— Start TASK INPUT —

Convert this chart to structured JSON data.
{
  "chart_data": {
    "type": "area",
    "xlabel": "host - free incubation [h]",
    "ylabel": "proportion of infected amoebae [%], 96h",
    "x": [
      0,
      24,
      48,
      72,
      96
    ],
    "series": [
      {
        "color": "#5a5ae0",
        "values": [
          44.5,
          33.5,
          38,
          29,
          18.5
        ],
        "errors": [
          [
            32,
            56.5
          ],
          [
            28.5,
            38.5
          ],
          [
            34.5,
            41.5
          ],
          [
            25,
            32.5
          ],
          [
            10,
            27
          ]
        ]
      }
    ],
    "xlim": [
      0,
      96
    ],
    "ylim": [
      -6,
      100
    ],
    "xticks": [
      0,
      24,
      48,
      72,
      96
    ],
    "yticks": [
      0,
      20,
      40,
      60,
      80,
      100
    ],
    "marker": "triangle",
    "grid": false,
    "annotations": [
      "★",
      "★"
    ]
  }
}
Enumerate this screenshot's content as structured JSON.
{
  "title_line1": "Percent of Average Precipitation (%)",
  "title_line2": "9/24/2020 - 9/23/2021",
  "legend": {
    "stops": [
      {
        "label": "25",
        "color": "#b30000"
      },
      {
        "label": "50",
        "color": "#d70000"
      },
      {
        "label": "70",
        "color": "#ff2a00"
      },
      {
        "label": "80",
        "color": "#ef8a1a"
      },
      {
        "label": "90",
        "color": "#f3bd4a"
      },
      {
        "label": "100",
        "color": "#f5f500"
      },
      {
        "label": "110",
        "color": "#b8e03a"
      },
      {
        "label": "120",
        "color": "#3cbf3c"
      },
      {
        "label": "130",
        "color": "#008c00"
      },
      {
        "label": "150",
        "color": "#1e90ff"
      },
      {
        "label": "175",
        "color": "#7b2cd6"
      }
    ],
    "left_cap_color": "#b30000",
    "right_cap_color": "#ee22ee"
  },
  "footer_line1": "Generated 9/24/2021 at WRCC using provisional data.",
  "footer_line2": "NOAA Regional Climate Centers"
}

— End TASK INPUT —

WHAT IS REQUIRED>
Check each line above for "this" and return the ones that have it.

SOLVED EXERCISE>
Convert this chart to structured JSON data.
Enumerate this screenshot's content as structured JSON.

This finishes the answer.